Scan the data for "venue" and copy the lines it appears in.

___ TASK DATA

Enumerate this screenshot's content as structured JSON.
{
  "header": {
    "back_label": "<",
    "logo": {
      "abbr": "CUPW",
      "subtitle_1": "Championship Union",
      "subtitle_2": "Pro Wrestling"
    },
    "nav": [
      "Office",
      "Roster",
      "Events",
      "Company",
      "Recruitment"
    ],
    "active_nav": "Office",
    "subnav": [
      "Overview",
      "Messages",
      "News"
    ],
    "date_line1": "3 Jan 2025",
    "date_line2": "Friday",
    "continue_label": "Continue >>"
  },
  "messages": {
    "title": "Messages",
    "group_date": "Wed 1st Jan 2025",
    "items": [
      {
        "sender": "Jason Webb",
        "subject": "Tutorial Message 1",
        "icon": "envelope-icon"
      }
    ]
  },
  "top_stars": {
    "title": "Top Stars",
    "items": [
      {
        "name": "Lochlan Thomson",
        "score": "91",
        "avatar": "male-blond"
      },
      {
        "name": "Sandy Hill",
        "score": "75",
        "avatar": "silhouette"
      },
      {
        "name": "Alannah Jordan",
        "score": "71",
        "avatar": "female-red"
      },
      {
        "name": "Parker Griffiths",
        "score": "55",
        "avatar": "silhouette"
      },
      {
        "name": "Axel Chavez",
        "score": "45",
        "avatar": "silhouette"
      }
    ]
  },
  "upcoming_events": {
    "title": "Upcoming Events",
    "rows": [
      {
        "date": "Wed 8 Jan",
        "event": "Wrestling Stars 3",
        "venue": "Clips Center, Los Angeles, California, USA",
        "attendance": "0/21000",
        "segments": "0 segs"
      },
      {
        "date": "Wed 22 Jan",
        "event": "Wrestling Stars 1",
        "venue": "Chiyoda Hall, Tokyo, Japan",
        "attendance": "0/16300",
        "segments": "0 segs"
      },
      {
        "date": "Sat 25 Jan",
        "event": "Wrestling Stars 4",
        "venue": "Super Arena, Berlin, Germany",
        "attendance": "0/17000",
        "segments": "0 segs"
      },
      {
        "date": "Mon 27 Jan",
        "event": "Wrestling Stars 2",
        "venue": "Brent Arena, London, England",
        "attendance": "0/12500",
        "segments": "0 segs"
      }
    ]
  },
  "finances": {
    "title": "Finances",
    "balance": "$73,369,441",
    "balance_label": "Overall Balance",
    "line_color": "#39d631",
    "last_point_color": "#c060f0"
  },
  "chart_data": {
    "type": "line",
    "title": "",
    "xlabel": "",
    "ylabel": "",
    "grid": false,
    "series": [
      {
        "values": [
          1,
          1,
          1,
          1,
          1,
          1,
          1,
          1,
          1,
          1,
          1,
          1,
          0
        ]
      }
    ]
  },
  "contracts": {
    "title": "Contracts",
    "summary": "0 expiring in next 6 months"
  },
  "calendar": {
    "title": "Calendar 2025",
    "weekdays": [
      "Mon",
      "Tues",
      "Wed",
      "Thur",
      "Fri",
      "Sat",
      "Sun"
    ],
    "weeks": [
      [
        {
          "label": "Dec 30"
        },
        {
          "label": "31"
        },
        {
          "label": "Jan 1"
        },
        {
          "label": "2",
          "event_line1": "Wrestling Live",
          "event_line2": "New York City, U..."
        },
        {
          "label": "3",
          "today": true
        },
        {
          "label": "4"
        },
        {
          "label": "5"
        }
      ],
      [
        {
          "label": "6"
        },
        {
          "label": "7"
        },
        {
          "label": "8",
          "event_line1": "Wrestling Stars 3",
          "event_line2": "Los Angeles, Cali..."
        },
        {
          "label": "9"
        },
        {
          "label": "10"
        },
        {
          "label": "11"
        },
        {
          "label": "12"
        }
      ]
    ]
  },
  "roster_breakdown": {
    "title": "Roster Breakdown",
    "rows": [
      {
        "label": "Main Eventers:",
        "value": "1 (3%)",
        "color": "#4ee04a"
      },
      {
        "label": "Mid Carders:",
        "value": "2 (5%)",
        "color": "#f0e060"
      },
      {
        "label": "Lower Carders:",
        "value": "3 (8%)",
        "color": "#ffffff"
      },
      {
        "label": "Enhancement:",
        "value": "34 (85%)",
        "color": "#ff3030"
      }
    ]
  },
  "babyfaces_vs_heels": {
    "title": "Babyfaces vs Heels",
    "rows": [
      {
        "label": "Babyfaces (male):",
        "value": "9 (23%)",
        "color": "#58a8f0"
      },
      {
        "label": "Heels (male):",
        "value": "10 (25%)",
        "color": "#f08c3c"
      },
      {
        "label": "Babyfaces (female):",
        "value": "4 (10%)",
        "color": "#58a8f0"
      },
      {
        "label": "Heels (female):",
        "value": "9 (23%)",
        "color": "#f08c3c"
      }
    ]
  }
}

______

REPLY TO THE EXERCISE:
        "venue": "Clips Center, Los Angeles, California, USA",
        "venue": "Chiyoda Hall, Tokyo, Japan",
        "venue": "Super Arena, Berlin, Germany",
        "venue": "Brent Arena, London, England",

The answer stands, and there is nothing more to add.